Look for the string "name" in the lines and copy each line that has it.

(Stored items)

• • •

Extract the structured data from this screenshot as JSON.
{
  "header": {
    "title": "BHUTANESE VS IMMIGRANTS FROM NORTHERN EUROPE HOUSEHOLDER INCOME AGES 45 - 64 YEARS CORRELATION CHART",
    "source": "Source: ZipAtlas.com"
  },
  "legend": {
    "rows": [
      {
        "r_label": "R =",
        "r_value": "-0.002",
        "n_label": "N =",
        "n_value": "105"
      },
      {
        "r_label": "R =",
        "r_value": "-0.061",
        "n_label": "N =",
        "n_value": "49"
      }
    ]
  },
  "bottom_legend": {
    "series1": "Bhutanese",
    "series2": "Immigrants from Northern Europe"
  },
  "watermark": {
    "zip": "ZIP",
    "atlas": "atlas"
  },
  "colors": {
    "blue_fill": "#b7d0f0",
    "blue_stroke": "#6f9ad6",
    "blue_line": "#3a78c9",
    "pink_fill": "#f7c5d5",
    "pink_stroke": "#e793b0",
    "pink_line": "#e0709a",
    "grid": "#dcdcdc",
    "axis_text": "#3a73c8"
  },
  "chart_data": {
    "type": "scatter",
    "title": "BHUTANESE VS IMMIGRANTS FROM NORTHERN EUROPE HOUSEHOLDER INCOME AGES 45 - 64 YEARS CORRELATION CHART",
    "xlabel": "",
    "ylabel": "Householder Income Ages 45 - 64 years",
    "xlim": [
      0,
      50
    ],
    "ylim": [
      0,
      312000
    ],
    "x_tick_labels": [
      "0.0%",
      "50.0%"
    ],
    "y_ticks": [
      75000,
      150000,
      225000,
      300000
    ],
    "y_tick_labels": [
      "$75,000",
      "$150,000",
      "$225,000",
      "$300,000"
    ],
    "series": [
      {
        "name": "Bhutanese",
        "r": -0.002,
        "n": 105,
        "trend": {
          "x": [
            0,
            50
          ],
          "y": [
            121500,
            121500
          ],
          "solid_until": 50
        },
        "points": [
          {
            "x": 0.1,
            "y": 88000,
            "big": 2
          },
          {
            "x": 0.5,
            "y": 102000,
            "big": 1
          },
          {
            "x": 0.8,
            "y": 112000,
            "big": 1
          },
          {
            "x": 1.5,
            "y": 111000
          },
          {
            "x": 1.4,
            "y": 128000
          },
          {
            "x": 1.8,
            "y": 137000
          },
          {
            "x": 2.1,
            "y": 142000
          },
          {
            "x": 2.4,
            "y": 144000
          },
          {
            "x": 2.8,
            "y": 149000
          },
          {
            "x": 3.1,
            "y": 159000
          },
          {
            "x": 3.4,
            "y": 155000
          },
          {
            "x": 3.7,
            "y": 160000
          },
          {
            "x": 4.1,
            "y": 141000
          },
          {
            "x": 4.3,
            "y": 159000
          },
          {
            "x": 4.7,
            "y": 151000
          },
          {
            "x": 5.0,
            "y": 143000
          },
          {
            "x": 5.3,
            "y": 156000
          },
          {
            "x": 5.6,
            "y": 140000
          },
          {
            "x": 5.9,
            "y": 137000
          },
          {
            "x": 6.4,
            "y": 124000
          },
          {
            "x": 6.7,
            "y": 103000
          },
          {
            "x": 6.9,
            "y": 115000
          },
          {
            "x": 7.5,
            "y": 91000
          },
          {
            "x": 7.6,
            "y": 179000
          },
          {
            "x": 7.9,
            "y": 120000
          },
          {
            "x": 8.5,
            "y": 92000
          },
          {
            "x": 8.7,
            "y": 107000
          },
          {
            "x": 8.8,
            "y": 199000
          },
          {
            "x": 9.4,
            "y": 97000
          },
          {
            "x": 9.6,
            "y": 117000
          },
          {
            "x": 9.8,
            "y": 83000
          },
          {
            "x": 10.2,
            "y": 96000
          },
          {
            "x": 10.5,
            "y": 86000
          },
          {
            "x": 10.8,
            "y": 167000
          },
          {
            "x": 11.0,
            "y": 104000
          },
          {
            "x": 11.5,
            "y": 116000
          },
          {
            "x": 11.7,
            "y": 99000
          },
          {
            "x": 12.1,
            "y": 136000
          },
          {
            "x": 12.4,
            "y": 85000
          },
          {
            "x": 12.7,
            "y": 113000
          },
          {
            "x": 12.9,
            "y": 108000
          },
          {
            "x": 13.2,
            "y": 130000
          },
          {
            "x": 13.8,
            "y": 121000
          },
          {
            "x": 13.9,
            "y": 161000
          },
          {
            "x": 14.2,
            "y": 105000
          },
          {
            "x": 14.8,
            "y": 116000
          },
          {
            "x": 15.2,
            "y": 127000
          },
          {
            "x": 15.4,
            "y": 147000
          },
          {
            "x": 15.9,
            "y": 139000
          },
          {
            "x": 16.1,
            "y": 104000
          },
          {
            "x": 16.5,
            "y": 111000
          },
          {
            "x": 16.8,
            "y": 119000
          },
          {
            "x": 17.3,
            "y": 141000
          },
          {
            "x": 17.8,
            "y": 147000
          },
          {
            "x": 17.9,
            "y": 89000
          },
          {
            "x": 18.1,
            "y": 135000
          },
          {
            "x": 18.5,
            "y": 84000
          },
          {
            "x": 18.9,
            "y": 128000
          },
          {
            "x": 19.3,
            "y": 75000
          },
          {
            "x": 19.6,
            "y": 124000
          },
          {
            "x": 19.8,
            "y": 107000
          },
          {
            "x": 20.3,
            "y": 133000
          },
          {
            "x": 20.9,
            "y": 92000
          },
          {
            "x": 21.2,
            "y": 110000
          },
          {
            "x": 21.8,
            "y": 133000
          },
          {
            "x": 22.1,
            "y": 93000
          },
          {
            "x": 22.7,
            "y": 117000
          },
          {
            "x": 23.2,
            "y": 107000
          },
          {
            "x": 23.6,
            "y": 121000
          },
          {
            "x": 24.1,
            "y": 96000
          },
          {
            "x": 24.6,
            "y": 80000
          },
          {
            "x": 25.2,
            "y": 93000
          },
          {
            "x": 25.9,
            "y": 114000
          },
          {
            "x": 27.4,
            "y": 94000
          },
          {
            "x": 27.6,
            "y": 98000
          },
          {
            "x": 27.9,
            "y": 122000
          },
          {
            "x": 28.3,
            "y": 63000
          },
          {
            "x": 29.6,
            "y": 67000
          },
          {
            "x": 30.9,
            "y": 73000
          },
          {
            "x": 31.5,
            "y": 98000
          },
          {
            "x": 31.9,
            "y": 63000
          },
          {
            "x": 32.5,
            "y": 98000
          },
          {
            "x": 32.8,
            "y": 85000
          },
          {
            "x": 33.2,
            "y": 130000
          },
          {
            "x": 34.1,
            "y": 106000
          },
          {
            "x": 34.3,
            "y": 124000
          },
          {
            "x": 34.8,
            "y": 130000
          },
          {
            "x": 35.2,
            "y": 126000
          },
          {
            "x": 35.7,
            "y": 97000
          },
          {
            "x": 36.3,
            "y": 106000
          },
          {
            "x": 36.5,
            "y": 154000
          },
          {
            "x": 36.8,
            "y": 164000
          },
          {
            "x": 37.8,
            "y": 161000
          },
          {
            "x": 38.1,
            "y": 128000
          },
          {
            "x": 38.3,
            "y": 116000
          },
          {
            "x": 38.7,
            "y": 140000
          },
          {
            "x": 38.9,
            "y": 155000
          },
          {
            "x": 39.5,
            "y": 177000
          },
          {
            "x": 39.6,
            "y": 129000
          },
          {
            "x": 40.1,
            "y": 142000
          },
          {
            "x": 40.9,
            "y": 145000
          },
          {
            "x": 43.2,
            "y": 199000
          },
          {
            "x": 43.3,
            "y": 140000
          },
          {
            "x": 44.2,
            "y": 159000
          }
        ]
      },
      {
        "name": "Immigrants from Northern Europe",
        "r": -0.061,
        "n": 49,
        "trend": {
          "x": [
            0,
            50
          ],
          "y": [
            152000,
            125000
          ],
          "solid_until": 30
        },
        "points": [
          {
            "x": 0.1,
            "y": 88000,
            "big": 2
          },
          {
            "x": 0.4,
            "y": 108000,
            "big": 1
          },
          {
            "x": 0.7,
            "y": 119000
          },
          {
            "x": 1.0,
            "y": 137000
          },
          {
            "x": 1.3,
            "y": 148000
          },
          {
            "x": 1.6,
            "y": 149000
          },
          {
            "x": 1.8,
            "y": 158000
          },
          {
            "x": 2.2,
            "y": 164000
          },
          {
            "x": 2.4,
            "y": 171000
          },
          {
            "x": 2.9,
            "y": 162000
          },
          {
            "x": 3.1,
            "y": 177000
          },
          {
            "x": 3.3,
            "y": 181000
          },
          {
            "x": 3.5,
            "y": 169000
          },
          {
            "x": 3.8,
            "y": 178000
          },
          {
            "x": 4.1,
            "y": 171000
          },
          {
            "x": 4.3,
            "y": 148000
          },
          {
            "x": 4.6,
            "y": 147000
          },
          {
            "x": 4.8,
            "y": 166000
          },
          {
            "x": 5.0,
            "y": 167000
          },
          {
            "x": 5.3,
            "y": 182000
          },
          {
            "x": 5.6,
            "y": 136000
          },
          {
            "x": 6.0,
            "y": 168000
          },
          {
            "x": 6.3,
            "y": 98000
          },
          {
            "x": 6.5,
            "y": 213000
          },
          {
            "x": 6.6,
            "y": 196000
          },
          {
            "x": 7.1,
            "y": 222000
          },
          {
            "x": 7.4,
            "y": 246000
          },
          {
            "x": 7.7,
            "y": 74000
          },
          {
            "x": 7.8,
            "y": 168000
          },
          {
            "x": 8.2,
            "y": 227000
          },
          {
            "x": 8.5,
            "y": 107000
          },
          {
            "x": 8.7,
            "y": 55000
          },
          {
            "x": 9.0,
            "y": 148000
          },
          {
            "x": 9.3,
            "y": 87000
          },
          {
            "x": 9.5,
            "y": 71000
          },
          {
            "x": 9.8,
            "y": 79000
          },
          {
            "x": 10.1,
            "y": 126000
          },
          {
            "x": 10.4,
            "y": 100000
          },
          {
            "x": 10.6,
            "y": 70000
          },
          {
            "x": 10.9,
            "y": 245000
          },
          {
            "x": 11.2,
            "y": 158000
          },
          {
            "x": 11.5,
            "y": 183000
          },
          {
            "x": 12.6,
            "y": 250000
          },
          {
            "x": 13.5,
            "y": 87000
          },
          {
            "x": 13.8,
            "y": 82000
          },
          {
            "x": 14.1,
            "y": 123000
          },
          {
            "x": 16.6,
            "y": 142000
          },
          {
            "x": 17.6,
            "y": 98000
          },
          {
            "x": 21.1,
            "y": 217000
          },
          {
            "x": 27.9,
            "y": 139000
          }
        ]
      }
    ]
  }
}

• • •

## Solution to this problem
        "name": "Bhutanese",
        "name": "Immigrants from Northern Europe",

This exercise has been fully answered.